(Listings of boxed layout items)
________

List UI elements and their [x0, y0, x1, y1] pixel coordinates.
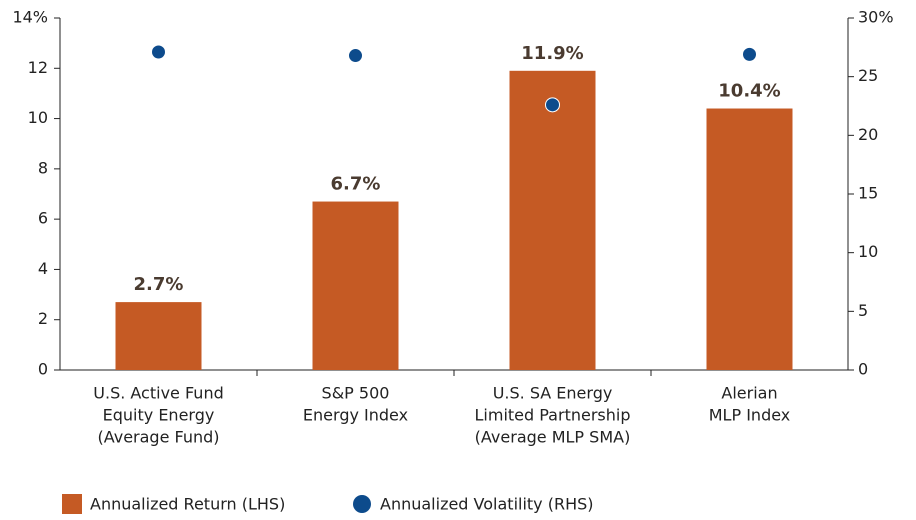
legend-label: Annualized Return (LHS): [90, 495, 285, 514]
y-tick-label: 0: [38, 360, 48, 379]
dot: [742, 46, 757, 62]
legend-label: Annualized Volatility (RHS): [380, 495, 594, 514]
x-tick-label: Energy Index: [303, 406, 408, 425]
y2-tick-label: 25: [858, 66, 878, 85]
legend-swatch: [353, 495, 371, 513]
y-tick-label: 4: [38, 259, 48, 278]
y-tick-label: 8: [38, 158, 48, 177]
y-tick-label: 10: [28, 108, 48, 127]
dot: [151, 44, 166, 60]
y2-tick-label: 0: [858, 360, 868, 379]
y2-tick-label: 30%: [858, 8, 894, 27]
y-tick-label: 2: [38, 309, 48, 328]
x-tick-label: (Average MLP SMA): [475, 428, 631, 447]
x-tick-label: U.S. SA Energy: [493, 384, 613, 403]
value-label: 10.4%: [718, 81, 780, 102]
x-tick-label: U.S. Active Fund: [93, 384, 223, 403]
bar: [509, 70, 596, 371]
x-tick-label: S&P 500: [322, 384, 390, 403]
value-label: 2.7%: [134, 274, 184, 295]
value-label: 11.9%: [521, 43, 583, 64]
y-tick-label: 6: [38, 209, 48, 228]
x-tick-label: Limited Partnership: [475, 406, 631, 425]
dot: [545, 97, 560, 113]
y-tick-label: 14%: [12, 8, 48, 27]
x-tick-label: (Average Fund): [97, 428, 219, 447]
y2-tick-label: 10: [858, 242, 878, 261]
x-tick-label: Equity Energy: [103, 406, 215, 425]
bar: [115, 302, 202, 370]
bar: [706, 108, 793, 370]
x-tick-label: MLP Index: [709, 406, 791, 425]
y2-tick-label: 5: [858, 301, 868, 320]
y2-tick-label: 20: [858, 125, 878, 144]
y2-tick-label: 15: [858, 184, 878, 203]
bar: [312, 201, 399, 370]
x-tick-label: Alerian: [721, 384, 777, 403]
value-label: 6.7%: [331, 174, 381, 195]
y-tick-label: 12: [28, 58, 48, 77]
dot: [348, 48, 363, 64]
legend-swatch: [62, 494, 82, 514]
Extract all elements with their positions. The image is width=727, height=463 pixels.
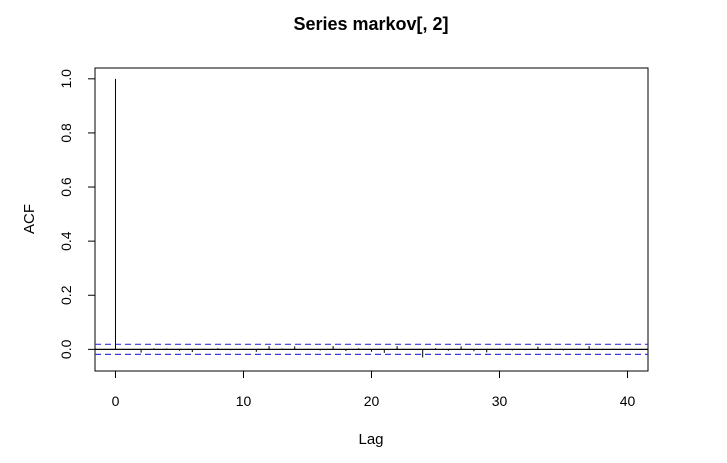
x-axis-label: Lag: [358, 431, 383, 448]
y-tick-label: 0.0: [58, 339, 74, 359]
y-tick-label: 0.6: [58, 177, 74, 197]
y-tick-label: 0.2: [58, 285, 74, 305]
x-tick-label: 30: [492, 393, 508, 409]
x-tick-label: 0: [112, 393, 120, 409]
y-tick-label: 1.0: [58, 69, 74, 89]
y-axis-label: ACF: [21, 204, 38, 234]
x-tick-label: 40: [620, 393, 636, 409]
plot-frame: [94, 67, 649, 372]
x-axis: 0 10 20 30 40: [112, 370, 636, 409]
y-tick-label: 0.8: [58, 123, 74, 143]
x-tick-label: 20: [364, 393, 380, 409]
y-axis: 0.0 0.2 0.4 0.6 0.8 1.0: [58, 69, 96, 359]
x-tick-label: 10: [236, 393, 252, 409]
chart-title: Series markov[, 2]: [293, 14, 448, 34]
confidence-bounds: [95, 343, 648, 355]
y-tick-label: 0.4: [58, 231, 74, 251]
acf-bars: [114, 78, 629, 358]
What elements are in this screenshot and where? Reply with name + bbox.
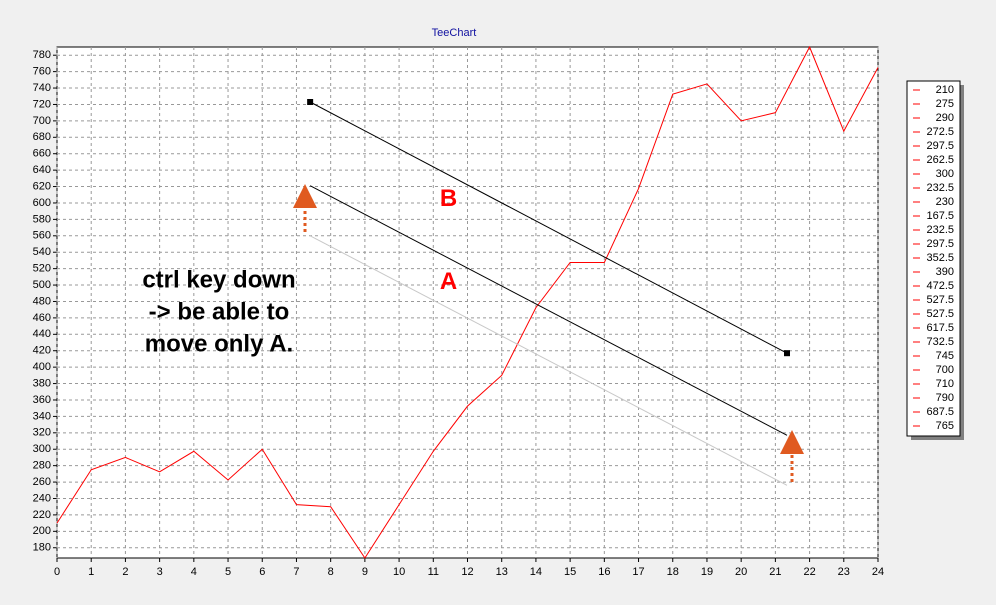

________

Output the lines from the one with "x-axis-label: Lag: [358, 431, 383, 448]" to the one with "x-tick-label: 10: [236, 393, 252, 409]" as a numbered list, skipping any blank lines.

1. x-axis-label: Lag: [358, 431, 383, 448]
2. y-tick-label: 0.0: [58, 339, 74, 359]
3. y-tick-label: 0.6: [58, 177, 74, 197]
4. y-tick-label: 0.2: [58, 285, 74, 305]
5. x-tick-label: 30: [492, 393, 508, 409]
6. x-tick-label: 0: [112, 393, 120, 409]
7. y-tick-label: 1.0: [58, 69, 74, 89]
8. y-axis-label: ACF: [21, 204, 38, 234]
9. x-tick-label: 40: [620, 393, 636, 409]
10. plot-frame: [94, 67, 649, 372]
11. x-axis: 0 10 20 30 40: [112, 370, 636, 409]
12. y-tick-label: 0.8: [58, 123, 74, 143]
13. x-tick-label: 20: [364, 393, 380, 409]
14. y-axis: 0.0 0.2 0.4 0.6 0.8 1.0: [58, 69, 96, 359]
15. x-tick-label: 10: [236, 393, 252, 409]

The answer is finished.